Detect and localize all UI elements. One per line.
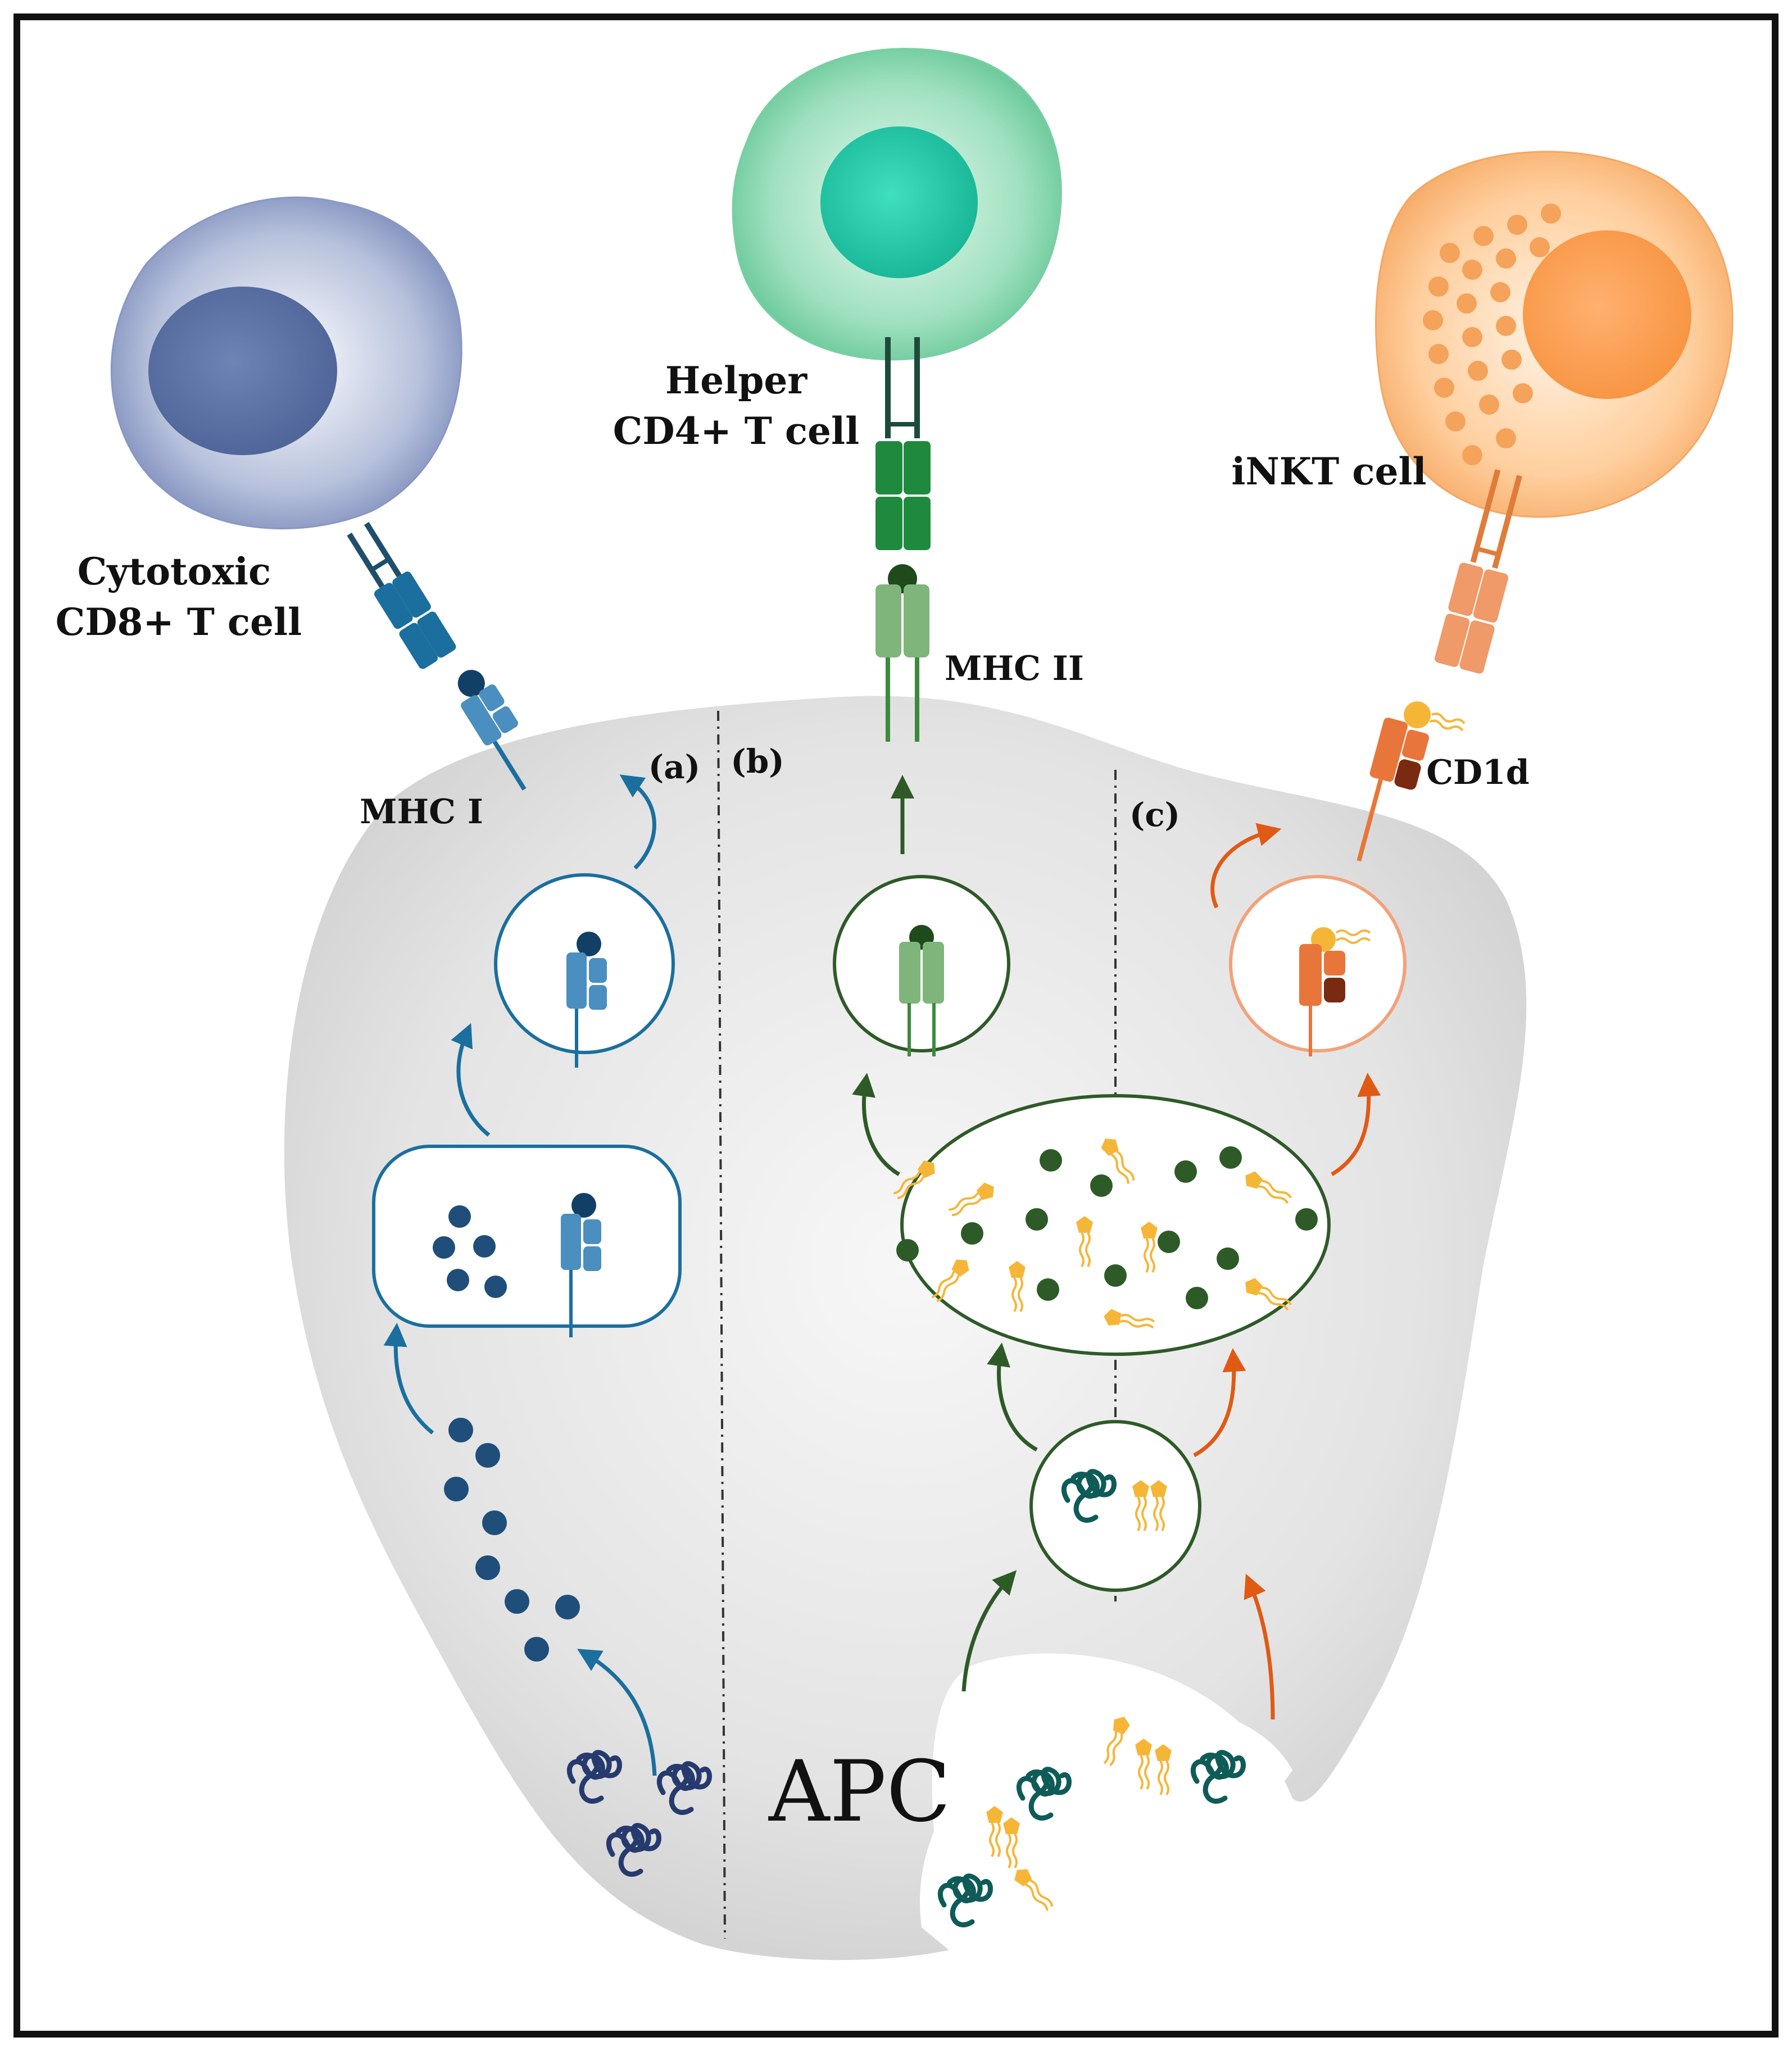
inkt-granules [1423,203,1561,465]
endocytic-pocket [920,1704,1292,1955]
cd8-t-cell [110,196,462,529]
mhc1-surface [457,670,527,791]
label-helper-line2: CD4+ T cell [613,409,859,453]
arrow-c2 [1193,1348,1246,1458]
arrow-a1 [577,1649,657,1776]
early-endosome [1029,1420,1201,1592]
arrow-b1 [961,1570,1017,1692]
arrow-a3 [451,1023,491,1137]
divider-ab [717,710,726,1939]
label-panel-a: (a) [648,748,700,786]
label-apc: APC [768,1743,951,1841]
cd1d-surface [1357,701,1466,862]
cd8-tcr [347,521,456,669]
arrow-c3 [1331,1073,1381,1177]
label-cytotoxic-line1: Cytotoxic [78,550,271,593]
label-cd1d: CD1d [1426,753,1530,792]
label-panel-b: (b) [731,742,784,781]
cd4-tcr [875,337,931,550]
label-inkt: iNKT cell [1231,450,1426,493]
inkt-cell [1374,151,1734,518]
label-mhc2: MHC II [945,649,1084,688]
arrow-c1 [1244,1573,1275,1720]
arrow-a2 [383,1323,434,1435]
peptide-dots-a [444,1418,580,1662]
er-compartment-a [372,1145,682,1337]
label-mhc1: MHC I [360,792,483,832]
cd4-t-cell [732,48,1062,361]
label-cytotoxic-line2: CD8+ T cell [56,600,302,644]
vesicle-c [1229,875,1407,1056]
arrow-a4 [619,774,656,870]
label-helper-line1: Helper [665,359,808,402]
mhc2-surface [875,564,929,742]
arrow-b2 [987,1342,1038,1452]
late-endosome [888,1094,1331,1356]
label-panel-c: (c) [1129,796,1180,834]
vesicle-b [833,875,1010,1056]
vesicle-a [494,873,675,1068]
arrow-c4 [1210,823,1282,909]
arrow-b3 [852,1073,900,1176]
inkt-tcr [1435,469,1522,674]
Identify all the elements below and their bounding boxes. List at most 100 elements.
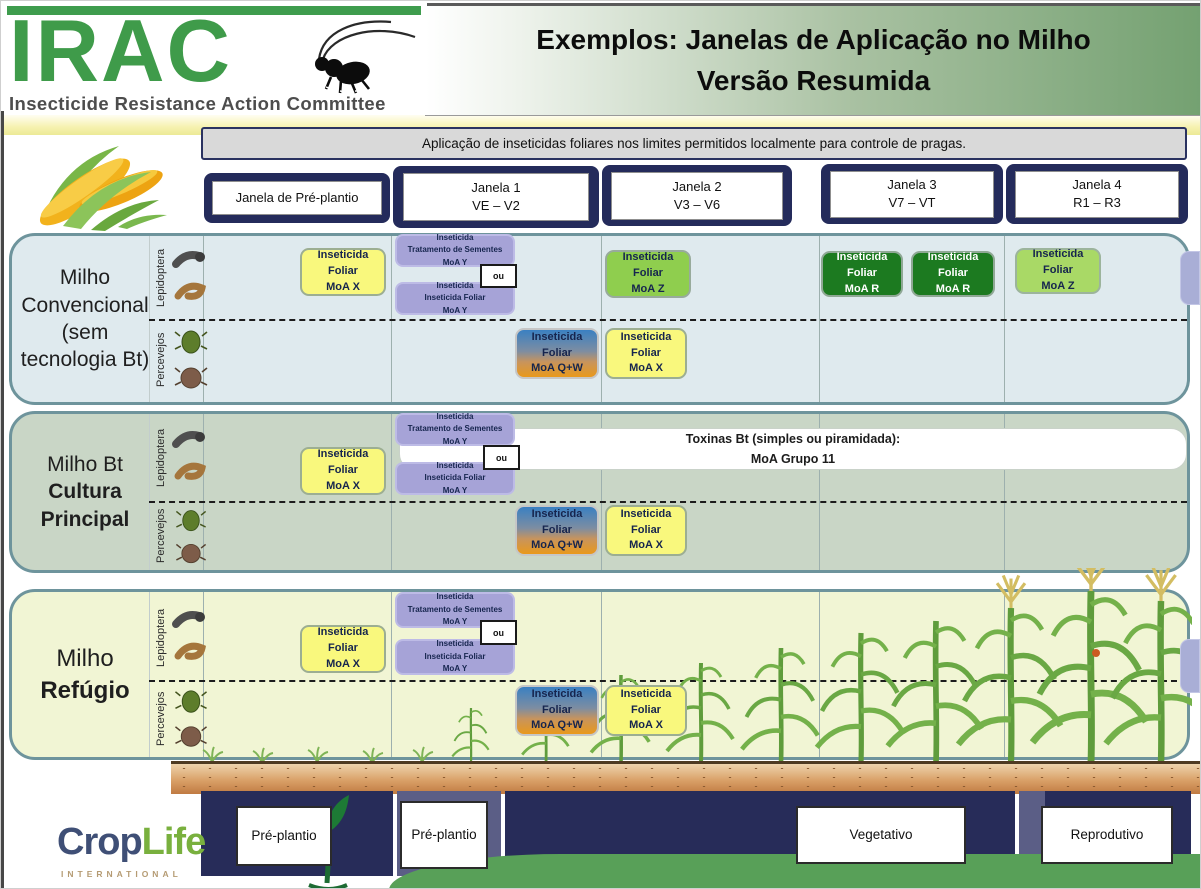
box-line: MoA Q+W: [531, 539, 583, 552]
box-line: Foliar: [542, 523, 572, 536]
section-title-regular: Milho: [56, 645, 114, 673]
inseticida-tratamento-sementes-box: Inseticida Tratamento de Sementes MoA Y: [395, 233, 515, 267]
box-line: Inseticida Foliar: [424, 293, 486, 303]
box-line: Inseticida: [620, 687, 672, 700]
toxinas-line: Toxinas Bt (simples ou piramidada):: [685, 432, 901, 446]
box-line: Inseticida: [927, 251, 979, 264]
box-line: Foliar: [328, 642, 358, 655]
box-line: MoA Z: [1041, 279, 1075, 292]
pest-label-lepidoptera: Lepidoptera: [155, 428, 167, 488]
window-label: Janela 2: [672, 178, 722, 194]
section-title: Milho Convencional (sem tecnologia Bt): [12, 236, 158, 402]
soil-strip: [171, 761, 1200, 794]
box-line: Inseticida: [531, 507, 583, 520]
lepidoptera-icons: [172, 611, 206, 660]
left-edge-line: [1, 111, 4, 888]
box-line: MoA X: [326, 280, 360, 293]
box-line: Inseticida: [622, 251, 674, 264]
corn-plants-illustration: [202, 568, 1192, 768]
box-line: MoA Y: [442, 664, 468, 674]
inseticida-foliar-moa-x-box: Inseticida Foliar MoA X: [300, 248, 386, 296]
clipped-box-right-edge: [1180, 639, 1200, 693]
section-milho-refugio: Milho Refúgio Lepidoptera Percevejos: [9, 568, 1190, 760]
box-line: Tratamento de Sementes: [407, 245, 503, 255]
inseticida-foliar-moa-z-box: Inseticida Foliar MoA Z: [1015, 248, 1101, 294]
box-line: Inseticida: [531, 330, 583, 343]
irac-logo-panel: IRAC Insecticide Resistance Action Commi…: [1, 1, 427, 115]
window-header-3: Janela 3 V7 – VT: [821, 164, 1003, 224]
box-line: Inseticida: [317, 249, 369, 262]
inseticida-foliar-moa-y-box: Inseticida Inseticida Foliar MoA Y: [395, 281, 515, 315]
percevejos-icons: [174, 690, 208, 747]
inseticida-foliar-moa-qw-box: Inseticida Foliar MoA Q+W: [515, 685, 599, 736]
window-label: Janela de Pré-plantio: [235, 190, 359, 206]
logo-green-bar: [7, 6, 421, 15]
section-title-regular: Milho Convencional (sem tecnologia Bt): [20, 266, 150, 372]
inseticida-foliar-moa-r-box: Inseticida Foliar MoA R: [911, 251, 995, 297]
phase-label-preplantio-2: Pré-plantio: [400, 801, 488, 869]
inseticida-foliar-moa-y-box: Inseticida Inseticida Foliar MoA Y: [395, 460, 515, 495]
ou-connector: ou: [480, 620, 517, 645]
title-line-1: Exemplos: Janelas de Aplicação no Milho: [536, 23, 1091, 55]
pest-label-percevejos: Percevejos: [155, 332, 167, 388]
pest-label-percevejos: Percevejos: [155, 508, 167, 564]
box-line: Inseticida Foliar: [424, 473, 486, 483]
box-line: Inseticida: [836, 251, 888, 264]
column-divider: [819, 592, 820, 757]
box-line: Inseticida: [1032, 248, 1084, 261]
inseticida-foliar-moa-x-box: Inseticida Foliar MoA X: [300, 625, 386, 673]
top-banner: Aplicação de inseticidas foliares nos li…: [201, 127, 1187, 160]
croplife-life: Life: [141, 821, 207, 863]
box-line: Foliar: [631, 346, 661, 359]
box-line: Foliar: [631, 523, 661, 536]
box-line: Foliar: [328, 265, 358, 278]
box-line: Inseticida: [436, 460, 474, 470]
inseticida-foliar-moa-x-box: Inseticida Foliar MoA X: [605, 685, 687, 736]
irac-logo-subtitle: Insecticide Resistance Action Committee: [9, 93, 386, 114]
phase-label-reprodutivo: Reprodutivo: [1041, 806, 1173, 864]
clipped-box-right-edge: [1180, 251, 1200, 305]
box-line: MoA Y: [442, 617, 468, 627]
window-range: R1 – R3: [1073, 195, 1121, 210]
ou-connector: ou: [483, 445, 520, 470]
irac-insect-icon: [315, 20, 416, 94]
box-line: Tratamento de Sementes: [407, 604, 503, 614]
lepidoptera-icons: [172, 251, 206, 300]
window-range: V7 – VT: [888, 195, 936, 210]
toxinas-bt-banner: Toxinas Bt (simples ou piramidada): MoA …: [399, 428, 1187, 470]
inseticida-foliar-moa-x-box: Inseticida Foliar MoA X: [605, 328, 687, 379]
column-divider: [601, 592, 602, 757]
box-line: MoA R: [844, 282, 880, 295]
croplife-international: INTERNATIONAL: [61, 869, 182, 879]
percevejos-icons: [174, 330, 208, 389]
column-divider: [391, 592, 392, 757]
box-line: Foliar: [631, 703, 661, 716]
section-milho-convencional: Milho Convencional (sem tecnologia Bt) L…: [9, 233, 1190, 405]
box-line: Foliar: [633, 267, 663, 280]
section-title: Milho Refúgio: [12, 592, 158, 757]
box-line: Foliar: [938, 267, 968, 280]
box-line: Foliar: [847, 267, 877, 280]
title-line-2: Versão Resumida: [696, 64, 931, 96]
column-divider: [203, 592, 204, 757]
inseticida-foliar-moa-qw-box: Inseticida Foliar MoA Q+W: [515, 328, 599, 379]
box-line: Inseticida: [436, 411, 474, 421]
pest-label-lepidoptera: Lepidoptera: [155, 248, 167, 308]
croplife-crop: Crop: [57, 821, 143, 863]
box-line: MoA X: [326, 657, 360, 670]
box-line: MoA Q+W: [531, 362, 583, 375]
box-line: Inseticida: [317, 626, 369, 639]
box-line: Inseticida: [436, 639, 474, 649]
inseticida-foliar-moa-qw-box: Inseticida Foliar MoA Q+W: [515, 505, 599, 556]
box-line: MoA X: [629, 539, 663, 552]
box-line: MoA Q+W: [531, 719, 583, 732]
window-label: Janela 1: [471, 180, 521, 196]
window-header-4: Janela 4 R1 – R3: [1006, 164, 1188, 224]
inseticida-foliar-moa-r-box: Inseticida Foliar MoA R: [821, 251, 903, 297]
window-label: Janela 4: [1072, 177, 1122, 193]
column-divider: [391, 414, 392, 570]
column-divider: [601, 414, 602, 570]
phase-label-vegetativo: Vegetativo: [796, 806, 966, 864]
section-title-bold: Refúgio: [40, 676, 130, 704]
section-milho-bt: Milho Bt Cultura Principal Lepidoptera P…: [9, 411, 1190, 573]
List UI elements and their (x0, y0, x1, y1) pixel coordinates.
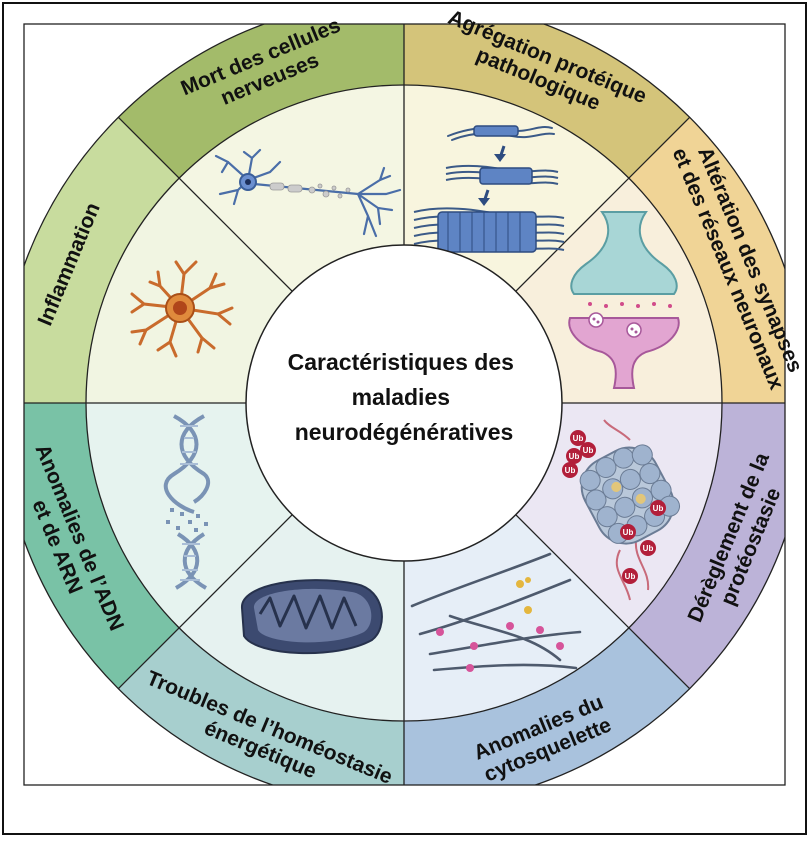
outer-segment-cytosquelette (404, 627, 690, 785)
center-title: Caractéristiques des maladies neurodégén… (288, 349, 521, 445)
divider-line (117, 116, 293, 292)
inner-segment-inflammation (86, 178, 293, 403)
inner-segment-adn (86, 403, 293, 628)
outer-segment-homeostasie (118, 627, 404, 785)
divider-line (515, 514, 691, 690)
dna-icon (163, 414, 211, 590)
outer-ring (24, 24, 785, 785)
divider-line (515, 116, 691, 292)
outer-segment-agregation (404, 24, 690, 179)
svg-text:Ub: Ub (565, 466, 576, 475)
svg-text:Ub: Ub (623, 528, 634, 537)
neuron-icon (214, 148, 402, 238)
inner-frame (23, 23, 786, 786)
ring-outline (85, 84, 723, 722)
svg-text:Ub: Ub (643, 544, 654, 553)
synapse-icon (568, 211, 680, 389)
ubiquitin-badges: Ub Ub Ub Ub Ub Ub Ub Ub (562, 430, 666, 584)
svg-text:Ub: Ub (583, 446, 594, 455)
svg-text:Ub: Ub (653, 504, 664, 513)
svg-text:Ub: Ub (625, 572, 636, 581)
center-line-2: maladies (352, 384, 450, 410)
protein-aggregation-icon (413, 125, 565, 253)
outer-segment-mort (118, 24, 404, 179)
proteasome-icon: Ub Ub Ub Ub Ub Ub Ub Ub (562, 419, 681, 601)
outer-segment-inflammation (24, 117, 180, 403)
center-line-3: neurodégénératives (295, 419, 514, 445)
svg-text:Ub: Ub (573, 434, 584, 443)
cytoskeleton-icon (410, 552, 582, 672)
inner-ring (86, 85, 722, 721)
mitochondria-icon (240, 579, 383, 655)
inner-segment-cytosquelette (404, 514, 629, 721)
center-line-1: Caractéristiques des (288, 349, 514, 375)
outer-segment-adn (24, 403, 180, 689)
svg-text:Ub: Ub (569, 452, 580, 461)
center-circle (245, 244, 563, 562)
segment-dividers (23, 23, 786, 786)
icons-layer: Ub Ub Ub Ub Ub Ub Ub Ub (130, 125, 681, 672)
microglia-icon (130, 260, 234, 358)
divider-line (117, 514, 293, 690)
______________________________
DIRECTIONS FOR THIS TASK:
Your answer should be the lines of the material above that include "vesicle".

YOUR SOLUTION:
vesicle-c [1229,875,1407,1056]
vesicle-b [833,875,1010,1056]
vesicle-a [494,873,675,1068]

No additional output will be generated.